● **REQUEST**
Using the records below, please work out how many lines contain "curve"; answer with the number alone.

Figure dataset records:
====================

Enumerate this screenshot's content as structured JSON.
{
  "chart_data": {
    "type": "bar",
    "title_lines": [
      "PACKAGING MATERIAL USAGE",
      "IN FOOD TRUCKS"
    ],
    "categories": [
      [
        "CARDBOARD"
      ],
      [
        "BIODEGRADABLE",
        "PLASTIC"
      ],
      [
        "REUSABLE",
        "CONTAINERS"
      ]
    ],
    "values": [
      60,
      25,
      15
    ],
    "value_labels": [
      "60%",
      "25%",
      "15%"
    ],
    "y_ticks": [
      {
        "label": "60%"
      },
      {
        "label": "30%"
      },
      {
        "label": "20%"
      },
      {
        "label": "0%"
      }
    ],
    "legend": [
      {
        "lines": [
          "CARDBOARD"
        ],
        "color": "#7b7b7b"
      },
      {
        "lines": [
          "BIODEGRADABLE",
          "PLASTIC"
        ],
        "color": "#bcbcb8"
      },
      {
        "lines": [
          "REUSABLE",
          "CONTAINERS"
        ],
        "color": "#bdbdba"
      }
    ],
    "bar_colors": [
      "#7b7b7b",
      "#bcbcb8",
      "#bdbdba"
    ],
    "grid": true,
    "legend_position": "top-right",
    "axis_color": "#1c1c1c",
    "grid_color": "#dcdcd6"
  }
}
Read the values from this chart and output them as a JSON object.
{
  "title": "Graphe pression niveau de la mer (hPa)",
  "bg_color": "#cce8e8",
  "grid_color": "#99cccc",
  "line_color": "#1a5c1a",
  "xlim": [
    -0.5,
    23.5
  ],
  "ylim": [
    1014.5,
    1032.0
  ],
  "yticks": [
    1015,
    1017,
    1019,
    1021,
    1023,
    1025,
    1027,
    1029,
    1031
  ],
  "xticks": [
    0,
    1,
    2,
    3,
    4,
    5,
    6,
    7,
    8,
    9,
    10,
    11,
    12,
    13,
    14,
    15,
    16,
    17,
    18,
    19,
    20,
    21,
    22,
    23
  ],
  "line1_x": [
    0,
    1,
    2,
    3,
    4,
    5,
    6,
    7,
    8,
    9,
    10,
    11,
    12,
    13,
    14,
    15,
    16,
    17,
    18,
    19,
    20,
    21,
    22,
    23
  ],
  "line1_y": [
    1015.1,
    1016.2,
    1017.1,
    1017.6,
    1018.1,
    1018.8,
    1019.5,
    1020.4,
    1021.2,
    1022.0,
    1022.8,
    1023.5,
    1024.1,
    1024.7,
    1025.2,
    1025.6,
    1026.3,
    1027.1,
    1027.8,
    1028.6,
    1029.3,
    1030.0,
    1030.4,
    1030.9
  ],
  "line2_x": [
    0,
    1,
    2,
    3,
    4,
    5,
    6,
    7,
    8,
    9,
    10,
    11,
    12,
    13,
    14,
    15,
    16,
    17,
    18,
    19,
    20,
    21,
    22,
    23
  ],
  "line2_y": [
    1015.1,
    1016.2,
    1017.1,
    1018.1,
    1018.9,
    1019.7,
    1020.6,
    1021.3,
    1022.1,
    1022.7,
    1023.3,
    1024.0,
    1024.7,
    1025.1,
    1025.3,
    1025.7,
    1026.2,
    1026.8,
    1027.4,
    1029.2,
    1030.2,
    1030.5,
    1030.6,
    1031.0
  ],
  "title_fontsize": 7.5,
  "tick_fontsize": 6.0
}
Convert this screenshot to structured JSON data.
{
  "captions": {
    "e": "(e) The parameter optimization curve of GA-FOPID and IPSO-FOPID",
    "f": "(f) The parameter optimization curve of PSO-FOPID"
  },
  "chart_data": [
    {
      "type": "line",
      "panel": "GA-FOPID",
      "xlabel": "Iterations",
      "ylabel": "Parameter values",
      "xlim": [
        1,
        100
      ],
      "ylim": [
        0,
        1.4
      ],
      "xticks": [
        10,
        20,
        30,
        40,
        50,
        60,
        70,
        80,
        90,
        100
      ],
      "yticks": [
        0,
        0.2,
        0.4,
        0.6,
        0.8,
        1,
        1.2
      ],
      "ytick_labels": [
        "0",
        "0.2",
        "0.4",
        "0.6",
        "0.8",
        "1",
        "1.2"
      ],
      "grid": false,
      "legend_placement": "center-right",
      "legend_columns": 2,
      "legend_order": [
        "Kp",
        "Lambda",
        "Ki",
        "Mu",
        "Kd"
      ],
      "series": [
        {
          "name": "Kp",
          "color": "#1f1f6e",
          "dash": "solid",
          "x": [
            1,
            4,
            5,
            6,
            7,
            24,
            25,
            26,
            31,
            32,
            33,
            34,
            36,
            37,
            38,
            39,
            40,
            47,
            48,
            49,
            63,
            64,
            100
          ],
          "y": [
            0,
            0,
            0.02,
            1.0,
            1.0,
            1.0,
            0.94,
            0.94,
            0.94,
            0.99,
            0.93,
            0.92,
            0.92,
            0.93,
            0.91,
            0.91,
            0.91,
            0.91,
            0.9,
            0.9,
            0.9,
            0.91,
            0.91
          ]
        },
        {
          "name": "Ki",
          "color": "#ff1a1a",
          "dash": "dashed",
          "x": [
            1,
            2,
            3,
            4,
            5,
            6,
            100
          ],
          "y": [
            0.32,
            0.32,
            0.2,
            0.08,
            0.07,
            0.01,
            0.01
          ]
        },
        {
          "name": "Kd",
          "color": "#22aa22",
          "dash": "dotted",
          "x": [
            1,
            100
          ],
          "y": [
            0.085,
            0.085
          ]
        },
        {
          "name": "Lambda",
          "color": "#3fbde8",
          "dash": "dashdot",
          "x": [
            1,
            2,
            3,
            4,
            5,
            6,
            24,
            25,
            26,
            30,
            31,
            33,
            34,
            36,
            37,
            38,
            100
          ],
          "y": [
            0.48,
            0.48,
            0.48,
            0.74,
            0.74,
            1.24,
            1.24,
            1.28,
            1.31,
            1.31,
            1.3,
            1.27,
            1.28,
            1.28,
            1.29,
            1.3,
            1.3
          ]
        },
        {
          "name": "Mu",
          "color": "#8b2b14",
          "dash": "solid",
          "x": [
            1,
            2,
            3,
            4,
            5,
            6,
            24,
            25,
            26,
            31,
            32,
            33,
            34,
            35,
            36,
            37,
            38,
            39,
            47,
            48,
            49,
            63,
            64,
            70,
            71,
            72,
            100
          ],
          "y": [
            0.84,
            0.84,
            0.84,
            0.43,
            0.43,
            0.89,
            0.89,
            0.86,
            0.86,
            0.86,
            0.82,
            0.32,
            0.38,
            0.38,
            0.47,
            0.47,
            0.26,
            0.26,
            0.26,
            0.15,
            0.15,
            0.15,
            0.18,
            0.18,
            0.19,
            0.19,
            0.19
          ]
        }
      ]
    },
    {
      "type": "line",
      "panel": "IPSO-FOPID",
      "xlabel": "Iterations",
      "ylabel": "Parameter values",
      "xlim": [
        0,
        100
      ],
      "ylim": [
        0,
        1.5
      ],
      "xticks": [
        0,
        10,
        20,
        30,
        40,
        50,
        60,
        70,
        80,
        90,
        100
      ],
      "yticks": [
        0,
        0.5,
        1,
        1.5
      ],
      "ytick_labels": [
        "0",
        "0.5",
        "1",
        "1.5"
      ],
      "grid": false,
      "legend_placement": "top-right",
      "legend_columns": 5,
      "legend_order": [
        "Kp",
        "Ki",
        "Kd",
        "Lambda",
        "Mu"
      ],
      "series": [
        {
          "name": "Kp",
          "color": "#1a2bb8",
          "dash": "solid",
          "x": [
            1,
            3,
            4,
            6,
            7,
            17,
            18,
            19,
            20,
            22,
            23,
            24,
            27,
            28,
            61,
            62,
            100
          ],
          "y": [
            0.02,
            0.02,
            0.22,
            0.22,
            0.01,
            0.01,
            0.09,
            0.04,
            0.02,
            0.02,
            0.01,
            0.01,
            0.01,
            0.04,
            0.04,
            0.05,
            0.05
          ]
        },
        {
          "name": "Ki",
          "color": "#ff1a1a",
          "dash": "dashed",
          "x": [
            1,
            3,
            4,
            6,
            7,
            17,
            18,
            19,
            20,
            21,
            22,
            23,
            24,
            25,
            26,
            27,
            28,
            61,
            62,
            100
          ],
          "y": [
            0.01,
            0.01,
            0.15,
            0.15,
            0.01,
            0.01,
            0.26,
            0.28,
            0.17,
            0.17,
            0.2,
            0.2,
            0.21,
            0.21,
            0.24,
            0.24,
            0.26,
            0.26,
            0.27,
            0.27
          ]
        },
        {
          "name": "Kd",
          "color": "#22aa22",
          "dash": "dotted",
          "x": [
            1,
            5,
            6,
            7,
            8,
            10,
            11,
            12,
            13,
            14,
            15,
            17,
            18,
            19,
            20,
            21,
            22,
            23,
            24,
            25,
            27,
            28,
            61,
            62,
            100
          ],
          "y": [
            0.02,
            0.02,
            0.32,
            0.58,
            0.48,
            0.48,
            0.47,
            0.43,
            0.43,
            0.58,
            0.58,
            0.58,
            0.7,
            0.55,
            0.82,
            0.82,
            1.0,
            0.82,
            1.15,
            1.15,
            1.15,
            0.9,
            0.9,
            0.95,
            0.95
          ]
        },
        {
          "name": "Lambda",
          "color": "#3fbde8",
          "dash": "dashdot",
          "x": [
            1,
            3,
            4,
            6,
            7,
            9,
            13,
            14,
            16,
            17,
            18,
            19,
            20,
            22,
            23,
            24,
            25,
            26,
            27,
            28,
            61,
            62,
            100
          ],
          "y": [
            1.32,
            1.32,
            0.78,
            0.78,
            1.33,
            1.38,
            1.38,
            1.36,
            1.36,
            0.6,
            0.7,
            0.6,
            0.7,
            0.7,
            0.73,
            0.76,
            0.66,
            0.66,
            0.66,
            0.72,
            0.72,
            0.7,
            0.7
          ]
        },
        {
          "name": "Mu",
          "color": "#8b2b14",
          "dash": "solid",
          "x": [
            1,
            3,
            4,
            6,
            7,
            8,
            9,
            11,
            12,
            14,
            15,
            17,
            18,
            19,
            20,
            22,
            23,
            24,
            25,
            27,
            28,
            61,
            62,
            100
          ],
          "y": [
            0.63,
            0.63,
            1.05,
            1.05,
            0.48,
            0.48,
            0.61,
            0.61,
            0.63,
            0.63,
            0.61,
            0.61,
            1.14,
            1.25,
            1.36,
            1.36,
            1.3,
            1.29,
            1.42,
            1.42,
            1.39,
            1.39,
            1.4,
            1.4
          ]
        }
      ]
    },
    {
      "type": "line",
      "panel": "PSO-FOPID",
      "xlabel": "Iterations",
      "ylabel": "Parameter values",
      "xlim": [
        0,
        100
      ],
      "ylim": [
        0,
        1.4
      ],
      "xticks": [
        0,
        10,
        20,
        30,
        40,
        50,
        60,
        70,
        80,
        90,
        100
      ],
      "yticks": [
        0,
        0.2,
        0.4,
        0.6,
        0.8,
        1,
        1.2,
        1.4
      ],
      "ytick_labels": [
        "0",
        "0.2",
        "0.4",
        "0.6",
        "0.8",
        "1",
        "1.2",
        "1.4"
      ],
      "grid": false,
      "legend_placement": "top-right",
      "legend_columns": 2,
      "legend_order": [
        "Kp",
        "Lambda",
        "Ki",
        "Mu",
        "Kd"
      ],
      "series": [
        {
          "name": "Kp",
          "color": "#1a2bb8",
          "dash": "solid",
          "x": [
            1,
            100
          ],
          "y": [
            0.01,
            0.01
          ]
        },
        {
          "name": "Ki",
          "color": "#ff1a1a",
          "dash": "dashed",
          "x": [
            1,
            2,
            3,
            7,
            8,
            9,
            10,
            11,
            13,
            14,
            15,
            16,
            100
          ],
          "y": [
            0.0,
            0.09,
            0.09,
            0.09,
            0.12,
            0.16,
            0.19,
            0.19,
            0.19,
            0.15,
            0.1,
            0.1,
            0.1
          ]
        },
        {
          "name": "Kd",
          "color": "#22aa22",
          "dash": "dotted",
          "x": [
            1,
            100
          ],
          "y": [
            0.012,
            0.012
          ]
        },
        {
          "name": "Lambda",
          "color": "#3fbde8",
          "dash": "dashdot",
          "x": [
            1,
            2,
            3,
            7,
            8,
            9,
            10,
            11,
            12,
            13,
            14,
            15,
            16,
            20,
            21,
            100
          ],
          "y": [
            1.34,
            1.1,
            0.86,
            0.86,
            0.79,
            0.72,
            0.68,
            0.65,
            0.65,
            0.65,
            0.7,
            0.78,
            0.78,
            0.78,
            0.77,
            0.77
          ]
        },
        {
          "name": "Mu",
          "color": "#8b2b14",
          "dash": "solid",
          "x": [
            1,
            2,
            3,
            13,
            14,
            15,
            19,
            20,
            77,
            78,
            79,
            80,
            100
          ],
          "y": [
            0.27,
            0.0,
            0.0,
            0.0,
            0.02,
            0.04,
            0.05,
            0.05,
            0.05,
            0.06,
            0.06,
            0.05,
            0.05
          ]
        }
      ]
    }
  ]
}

====================

● **RESPONSE BELOW**
2